[Data entries]
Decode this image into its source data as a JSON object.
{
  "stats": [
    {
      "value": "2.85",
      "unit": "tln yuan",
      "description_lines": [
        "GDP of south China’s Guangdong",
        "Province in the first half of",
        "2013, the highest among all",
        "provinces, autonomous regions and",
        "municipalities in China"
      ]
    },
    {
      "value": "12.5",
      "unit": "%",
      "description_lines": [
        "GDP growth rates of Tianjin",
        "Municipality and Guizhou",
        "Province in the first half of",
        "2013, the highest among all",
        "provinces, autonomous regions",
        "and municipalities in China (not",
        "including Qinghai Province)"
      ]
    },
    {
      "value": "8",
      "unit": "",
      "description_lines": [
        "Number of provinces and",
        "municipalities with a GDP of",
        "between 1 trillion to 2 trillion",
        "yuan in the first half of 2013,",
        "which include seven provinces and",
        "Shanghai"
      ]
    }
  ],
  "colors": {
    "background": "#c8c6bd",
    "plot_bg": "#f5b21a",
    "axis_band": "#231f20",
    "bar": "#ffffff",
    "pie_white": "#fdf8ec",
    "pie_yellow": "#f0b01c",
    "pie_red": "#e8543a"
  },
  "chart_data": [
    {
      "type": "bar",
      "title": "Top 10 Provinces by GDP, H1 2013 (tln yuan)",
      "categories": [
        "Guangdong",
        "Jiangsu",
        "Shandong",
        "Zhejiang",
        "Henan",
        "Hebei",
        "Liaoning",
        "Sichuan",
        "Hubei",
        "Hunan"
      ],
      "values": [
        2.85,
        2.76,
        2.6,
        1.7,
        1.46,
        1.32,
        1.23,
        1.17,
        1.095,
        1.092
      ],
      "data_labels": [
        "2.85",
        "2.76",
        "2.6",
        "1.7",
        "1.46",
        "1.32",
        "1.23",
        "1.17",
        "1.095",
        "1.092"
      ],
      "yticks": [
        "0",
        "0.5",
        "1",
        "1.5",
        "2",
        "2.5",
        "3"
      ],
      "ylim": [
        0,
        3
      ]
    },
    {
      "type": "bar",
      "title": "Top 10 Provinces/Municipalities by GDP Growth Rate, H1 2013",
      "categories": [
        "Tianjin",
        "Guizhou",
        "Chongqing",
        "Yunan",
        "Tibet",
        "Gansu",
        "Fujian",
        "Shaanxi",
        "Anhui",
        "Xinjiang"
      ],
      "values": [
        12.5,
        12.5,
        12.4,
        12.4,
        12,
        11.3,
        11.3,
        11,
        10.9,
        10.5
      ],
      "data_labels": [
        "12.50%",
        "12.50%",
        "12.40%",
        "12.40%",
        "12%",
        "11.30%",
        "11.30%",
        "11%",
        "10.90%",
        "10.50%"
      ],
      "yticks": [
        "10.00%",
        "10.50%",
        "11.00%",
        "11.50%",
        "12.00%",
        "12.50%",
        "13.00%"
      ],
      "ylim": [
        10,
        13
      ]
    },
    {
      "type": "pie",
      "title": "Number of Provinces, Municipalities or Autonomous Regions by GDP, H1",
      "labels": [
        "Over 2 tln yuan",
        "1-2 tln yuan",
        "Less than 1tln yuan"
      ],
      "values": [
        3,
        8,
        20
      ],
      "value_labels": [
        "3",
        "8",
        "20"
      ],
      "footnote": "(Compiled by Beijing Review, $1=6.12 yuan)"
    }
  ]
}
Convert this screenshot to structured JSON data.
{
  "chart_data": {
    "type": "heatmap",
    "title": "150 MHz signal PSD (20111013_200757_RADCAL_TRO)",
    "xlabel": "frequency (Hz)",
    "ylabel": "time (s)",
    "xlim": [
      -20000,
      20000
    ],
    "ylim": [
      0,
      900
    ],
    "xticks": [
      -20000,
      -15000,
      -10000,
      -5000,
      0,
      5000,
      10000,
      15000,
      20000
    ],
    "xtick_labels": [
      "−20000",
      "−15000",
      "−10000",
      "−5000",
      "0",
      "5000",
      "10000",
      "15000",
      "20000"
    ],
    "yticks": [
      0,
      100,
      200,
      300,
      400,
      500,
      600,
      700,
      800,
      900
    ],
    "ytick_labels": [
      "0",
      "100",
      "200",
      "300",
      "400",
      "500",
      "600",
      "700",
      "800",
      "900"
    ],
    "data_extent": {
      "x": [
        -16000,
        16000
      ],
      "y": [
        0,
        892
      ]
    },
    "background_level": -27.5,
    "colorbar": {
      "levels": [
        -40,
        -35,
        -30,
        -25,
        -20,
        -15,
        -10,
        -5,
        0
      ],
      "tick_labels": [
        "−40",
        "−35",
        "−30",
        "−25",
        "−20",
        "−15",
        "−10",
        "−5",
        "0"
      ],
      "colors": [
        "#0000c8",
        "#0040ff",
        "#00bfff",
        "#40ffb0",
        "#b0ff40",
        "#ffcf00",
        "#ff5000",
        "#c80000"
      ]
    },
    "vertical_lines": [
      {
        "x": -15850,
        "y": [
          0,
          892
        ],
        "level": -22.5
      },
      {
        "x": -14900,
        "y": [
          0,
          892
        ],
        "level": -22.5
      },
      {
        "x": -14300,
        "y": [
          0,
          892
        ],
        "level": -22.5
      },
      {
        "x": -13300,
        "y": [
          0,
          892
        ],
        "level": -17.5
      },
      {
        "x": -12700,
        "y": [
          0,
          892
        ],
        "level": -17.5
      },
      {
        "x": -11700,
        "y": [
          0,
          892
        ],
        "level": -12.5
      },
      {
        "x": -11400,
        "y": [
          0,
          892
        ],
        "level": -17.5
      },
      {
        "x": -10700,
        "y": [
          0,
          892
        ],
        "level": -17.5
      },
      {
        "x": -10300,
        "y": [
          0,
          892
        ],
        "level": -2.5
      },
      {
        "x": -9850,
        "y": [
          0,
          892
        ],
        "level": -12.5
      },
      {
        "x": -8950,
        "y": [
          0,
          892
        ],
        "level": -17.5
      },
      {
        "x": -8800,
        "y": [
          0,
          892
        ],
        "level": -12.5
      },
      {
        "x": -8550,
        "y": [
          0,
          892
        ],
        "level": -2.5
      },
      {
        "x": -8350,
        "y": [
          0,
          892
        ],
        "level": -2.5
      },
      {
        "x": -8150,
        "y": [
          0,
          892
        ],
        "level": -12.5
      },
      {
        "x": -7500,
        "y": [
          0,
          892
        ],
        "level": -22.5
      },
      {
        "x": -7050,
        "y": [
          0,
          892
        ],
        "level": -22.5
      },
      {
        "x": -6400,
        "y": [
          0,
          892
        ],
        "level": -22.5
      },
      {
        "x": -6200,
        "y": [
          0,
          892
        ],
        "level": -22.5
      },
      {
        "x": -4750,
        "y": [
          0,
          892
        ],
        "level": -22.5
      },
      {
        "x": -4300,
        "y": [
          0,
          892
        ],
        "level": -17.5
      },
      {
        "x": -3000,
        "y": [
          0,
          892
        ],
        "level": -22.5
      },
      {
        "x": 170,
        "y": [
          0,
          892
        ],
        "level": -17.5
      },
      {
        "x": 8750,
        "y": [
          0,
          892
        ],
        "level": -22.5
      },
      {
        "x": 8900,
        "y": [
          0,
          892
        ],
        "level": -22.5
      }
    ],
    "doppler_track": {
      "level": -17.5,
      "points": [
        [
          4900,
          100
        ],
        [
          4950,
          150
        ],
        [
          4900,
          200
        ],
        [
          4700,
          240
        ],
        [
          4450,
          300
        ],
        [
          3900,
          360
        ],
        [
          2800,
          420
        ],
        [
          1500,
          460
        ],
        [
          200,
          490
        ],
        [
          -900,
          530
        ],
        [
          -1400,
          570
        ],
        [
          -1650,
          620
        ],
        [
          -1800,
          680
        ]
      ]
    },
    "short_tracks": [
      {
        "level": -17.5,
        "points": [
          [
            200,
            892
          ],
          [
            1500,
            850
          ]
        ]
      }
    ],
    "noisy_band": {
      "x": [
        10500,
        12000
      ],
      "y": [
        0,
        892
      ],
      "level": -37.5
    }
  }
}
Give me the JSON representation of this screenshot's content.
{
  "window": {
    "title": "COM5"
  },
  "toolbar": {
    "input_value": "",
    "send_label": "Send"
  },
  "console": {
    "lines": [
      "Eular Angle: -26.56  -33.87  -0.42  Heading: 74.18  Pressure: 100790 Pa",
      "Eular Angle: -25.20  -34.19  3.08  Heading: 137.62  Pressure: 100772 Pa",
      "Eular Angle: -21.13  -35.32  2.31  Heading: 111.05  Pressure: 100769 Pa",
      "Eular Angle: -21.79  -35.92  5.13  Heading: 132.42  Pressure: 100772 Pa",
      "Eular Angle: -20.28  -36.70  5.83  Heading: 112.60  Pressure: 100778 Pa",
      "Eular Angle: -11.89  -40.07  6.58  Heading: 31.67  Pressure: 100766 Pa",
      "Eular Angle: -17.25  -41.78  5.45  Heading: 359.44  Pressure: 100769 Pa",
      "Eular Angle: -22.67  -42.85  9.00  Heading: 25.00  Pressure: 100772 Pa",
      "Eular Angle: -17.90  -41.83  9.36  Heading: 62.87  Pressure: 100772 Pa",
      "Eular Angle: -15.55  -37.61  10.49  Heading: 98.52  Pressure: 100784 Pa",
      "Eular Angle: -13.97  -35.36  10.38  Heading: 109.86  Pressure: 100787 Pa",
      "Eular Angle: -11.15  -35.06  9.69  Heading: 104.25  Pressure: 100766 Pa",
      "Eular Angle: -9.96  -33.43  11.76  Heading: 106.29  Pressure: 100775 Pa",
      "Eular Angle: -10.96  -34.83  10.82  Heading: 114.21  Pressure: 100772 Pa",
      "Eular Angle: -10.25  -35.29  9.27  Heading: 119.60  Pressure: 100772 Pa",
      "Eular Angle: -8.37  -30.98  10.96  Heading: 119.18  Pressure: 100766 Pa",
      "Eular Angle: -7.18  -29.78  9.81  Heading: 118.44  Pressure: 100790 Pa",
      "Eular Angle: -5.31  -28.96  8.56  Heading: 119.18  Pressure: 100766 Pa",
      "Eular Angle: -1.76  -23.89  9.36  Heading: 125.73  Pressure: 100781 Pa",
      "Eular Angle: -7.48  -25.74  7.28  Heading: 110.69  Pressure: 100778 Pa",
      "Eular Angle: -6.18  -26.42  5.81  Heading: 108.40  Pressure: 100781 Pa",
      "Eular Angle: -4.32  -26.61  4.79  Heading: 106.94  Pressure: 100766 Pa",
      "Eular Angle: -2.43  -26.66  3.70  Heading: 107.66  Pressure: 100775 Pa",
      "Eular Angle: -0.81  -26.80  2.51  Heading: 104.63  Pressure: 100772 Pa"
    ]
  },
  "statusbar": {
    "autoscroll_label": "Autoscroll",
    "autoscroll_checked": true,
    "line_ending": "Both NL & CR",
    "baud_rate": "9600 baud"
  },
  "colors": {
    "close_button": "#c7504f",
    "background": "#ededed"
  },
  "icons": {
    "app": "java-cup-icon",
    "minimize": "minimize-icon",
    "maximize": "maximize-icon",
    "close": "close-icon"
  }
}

(Given exercise) Say how many lines in the records contain the string "China", and say nothing else.

(Exercise solution) 3